> [TEXT BLOCK]
============

The problems of administrative guidance begin when it is suspected that a ministry is not neutral in an issue it is supposed to be arbitrating, or when it has been captured by the people it is supposed to be regulating, or when its administrative guidance is really only a governmental cloak (kakuremino) hiding an otherwise illegal cartel, or when the deliberation councils in which administrative guidance is carried out have been packed with people leaning in a certain direction. There is no ready relief from such malpractices when they are suspected. Several protests against administrative guidance on these grounds erupted during the 1970's, as we shall see in the next chapter.

============

> [SET EXERCISE A] In the passage on administrative guidance, what Japanese word is given for the governmental cloak that can hide an otherwise illegal cartel?
> [SET EXERCISE B] Write out the passage on administrative guidance word for word, starting with "The problems of" and going on through "the next chapter.".
> [SET EXERCISE C] Extend the passage on administrative guidance, picking up after its last sentence.

============

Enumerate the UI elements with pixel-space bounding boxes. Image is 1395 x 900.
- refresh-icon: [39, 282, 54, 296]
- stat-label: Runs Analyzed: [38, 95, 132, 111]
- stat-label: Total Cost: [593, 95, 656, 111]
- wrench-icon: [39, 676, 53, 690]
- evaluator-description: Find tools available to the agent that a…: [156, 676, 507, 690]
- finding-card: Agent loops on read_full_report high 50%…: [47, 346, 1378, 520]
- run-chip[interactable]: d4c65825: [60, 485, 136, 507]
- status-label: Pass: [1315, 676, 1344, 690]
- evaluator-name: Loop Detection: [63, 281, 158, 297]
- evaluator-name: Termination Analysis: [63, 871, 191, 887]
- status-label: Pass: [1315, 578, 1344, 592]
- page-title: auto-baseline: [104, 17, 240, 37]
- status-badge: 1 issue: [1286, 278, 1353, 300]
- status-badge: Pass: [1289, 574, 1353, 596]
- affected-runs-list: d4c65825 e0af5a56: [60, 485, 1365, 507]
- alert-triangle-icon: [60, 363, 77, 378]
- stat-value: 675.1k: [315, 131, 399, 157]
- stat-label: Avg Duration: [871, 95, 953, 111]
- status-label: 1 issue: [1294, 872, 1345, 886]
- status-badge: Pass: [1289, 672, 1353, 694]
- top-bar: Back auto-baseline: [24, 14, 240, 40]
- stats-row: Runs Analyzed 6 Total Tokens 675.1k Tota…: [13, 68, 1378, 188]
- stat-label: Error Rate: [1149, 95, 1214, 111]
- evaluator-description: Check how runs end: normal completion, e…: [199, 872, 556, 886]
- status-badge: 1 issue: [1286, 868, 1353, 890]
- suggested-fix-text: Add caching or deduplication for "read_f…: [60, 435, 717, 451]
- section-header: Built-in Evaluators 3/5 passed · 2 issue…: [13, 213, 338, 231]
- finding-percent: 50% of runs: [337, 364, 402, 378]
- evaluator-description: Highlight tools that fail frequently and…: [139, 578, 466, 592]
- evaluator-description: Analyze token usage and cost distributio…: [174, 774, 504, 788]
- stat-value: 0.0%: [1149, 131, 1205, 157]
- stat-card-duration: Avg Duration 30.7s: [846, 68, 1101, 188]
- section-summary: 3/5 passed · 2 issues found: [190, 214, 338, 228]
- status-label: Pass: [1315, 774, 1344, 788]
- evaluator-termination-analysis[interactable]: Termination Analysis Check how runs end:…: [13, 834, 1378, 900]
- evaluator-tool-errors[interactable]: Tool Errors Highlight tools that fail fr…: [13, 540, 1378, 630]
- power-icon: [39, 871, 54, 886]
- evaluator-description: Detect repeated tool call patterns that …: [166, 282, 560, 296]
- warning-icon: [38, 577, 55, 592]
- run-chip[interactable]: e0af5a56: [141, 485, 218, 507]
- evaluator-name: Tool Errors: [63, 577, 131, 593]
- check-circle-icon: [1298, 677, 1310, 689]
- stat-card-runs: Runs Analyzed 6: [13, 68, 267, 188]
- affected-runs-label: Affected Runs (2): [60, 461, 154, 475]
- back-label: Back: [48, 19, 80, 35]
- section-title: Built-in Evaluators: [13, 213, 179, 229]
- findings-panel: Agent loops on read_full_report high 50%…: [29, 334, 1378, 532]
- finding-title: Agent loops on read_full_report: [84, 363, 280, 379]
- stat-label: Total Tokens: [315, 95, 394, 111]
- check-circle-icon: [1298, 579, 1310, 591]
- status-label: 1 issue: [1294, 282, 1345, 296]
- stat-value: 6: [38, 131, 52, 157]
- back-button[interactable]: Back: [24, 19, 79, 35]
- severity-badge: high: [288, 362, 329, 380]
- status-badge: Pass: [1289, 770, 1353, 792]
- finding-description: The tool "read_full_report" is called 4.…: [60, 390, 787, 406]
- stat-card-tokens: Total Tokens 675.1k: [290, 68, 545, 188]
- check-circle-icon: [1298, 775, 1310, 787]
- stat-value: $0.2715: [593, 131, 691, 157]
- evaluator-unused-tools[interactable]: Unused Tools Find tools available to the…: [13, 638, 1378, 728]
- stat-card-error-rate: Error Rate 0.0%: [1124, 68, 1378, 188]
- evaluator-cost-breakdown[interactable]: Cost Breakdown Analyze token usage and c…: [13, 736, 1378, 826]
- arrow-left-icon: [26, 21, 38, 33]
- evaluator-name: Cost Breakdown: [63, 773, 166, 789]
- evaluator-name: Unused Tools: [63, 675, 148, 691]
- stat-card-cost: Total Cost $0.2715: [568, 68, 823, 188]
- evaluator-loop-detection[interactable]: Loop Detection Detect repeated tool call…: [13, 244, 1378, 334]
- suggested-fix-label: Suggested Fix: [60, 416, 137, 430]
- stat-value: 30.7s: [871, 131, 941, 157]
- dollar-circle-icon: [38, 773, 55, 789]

============

> [RIGHT ANSWER A] Kakuremino.

> [RIGHT ANSWER B]
The problems of administrative guidance begin when it is suspected that a ministry is not neutral in an issue it is supposed to be arbitrating, or when it has been captured by the people it is supposed to be regulating, or when its administrative guidance is really only a governmental cloak (kakuremino) hiding an otherwise illegal cartel, or when the deliberation councils in which administrative guidance is carried out have been packed with people leaning in a certain direction. There is no ready relief from such malpractices when they are suspected. Several protests against administrative guidance on these grounds erupted during the 1970's, as we shall see in the next chapter.

> [RIGHT ANSWER C]
During the recession of 1965 the main form of MITI's administrative guidance was investment coordination done in 'cooperative discussion groups.' Whatever businessmen or their representatives may have said in the Diet about MITI, Sahashi, or the Special Measures Law, in private they welcomed these cartels to stave off the consequences of their own preemptive investment and the weakening of demand during the recession. On January 29, 1965, the discussion group for petrochemicals decided that new ethylene-producing facilities for fiscal 1965 and 1966 should be limited to 350,000 tons, and that firms already established in the industry should be the only ones to develop such facilities. And on March 18, 1965, the synthetic textiles discussion group agreed on a formula for new acrylic fibers facilities that would keep output below 30 tons per day. In May 1965 MITI set up a paper pulp industry discussion group, and in November 1966, one for the ferroalloys industry. Other industries employed the specialized committees of the Industrial Structure Council for the same purpose, and the council ultimately replaced the discussion groups as the place where most industrialists and financiers got together to agree on how much each was going to invest in what kinds of plants and equipment.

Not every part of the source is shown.